* **Written problem**
Reproduce the lines from the one containing "List UI elements" through the one containing "Text: ♿: ♿ <box>718 919 727 927</box>", swapping "TRAIN" for "RAIL" and keeping everything else unchanged. Give only those lines, and leave the pictures out.

* **Source material**
------------------------------

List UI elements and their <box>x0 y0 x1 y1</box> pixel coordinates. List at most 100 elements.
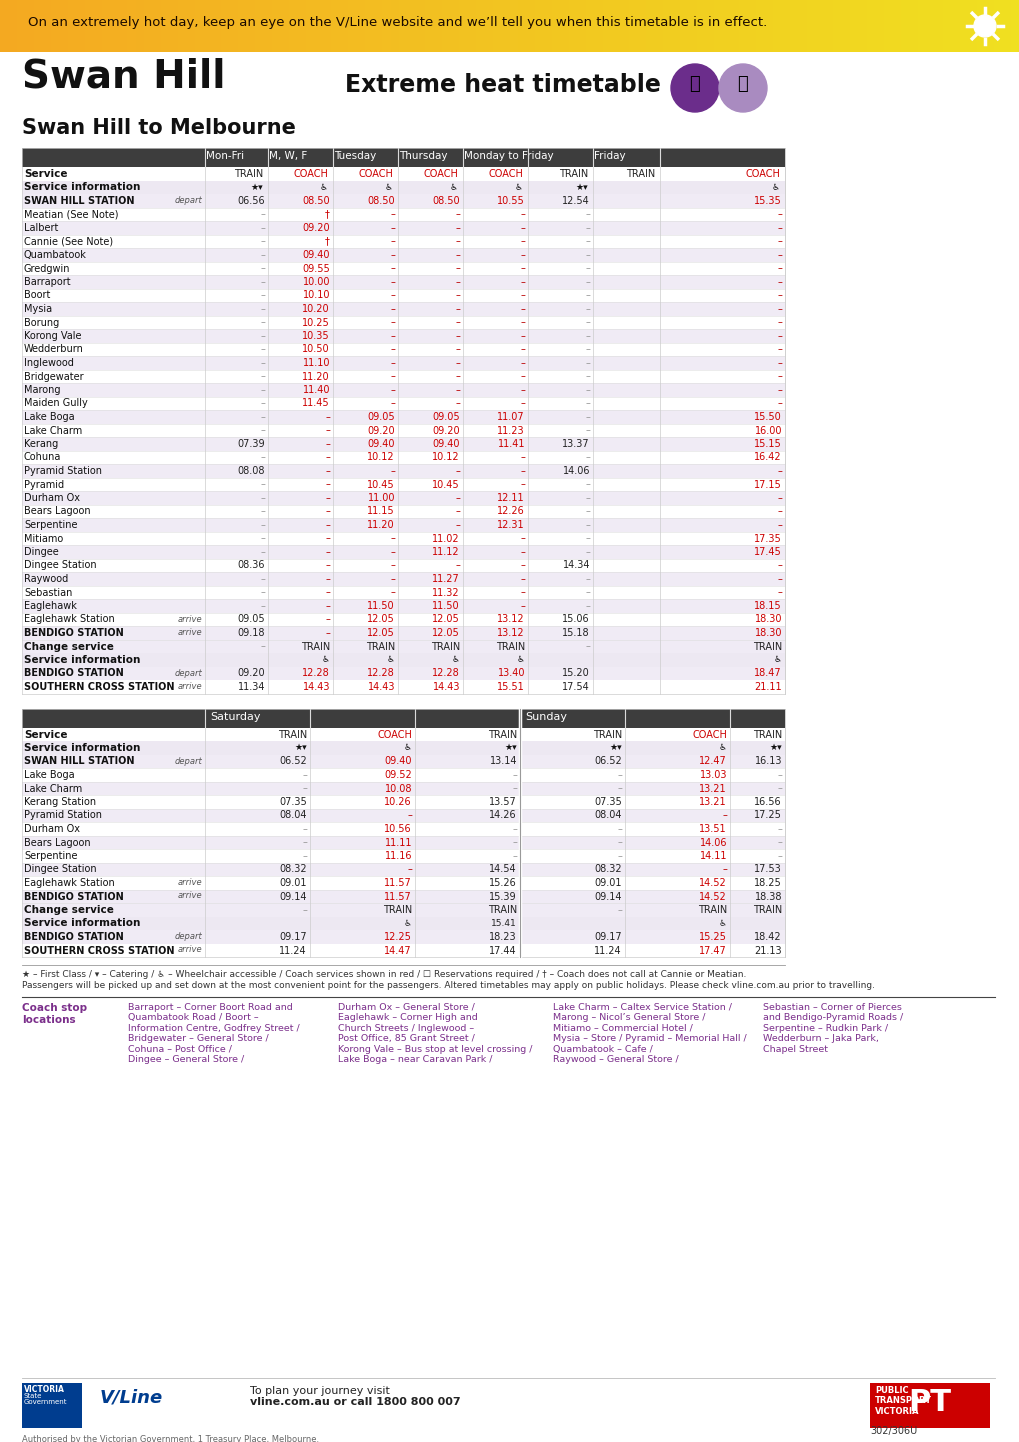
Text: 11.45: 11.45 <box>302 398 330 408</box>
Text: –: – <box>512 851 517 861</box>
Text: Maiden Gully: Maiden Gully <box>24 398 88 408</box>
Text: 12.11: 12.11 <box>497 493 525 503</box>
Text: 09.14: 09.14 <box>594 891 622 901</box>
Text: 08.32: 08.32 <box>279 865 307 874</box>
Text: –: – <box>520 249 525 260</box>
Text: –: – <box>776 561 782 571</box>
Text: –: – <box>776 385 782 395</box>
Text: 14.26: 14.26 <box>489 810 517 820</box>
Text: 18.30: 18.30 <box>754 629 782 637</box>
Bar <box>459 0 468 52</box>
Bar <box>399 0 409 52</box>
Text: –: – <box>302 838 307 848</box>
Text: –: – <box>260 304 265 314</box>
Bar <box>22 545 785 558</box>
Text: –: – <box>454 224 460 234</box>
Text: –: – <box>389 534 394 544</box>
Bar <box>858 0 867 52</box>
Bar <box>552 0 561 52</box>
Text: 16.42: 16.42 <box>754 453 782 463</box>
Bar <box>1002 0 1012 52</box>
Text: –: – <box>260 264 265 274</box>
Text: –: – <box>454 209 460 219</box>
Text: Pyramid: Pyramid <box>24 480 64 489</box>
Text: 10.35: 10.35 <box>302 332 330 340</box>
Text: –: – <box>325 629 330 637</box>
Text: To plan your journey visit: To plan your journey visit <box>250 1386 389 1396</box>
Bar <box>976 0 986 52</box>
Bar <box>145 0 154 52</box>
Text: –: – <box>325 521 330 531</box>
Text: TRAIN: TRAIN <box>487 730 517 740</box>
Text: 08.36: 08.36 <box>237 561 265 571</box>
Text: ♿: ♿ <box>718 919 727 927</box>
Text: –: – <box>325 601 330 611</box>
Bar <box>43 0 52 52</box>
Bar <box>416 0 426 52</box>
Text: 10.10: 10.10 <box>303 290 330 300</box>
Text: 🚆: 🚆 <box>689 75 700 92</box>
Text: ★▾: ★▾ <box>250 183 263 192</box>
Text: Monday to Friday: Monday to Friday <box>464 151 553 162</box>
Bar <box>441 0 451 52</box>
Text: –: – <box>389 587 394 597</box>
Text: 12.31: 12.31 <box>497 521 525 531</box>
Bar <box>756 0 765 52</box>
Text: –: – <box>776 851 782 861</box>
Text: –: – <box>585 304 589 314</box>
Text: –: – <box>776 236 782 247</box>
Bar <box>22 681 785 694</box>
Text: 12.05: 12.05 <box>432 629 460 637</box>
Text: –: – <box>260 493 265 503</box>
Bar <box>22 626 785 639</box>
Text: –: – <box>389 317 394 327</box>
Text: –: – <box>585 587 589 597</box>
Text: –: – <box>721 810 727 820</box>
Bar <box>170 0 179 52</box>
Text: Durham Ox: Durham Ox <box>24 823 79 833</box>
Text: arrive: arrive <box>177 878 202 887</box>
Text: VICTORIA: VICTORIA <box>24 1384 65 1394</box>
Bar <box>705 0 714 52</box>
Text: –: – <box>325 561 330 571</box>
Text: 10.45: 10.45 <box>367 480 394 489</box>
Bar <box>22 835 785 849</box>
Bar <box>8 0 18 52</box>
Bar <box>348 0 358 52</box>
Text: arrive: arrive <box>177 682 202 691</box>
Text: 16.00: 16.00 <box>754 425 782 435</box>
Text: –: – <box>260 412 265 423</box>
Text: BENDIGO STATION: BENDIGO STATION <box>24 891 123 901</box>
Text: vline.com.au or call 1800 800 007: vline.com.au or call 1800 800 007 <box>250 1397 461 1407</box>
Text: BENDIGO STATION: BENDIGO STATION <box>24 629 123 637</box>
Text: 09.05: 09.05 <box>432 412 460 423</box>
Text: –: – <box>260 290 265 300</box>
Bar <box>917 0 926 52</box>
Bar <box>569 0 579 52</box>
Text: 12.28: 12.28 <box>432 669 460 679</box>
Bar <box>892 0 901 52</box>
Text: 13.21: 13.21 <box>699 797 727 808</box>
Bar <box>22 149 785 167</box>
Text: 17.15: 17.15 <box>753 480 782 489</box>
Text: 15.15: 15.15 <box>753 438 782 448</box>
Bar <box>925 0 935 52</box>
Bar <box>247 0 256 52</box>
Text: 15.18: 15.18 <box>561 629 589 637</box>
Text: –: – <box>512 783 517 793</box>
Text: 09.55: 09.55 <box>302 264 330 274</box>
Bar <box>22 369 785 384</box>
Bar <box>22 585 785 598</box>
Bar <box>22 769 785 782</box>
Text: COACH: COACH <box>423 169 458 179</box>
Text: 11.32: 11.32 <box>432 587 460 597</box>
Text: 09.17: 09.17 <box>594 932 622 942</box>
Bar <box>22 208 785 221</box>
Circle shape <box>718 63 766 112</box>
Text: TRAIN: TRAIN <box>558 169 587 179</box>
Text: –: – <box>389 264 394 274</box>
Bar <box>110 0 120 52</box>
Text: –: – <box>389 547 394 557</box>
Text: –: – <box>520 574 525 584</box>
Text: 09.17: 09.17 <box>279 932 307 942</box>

------------------------------

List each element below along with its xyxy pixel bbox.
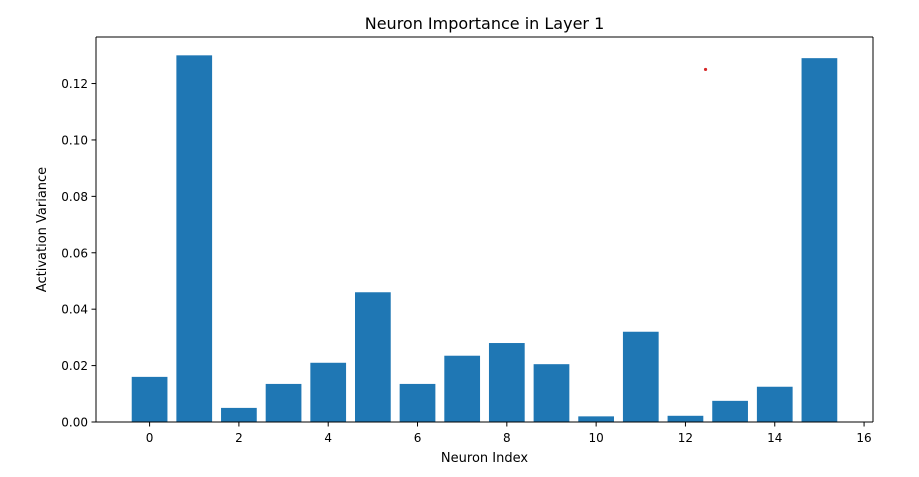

------------------------------

* **Solution**
List UI elements and their <box>x0 y0 x1 y1</box> pixel coordinates. List at most 100 elements.
Text: 11.45: 11.45 <box>302 398 330 408</box>
Text: –: – <box>512 851 517 861</box>
Text: Maiden Gully: Maiden Gully <box>24 398 88 408</box>
Text: 12.11: 12.11 <box>497 493 525 503</box>
Text: 09.14: 09.14 <box>594 891 622 901</box>
Text: 08.32: 08.32 <box>279 865 307 874</box>
Text: –: – <box>520 249 525 260</box>
Text: –: – <box>776 561 782 571</box>
Text: –: – <box>776 385 782 395</box>
Text: 14.26: 14.26 <box>489 810 517 820</box>
Text: 18.30: 18.30 <box>754 629 782 637</box>
Bar <box>459 0 468 52</box>
Bar <box>399 0 409 52</box>
Text: –: – <box>302 838 307 848</box>
Text: –: – <box>260 304 265 314</box>
Bar <box>22 545 785 558</box>
Text: –: – <box>454 224 460 234</box>
Text: –: – <box>389 534 394 544</box>
Bar <box>858 0 867 52</box>
Bar <box>552 0 561 52</box>
Text: 16.42: 16.42 <box>754 453 782 463</box>
Bar <box>1002 0 1012 52</box>
Text: –: – <box>260 264 265 274</box>
Text: –: – <box>454 209 460 219</box>
Text: Pyramid: Pyramid <box>24 480 64 489</box>
Text: 10.35: 10.35 <box>302 332 330 340</box>
Text: –: – <box>325 629 330 637</box>
Text: To plan your journey visit: To plan your journey visit <box>250 1386 389 1396</box>
Bar <box>976 0 986 52</box>
Bar <box>145 0 154 52</box>
Text: –: – <box>325 521 330 531</box>
Text: RAIL: RAIL <box>487 730 517 740</box>
Text: 08.36: 08.36 <box>237 561 265 571</box>
Text: ♿: ♿ <box>718 919 727 927</box>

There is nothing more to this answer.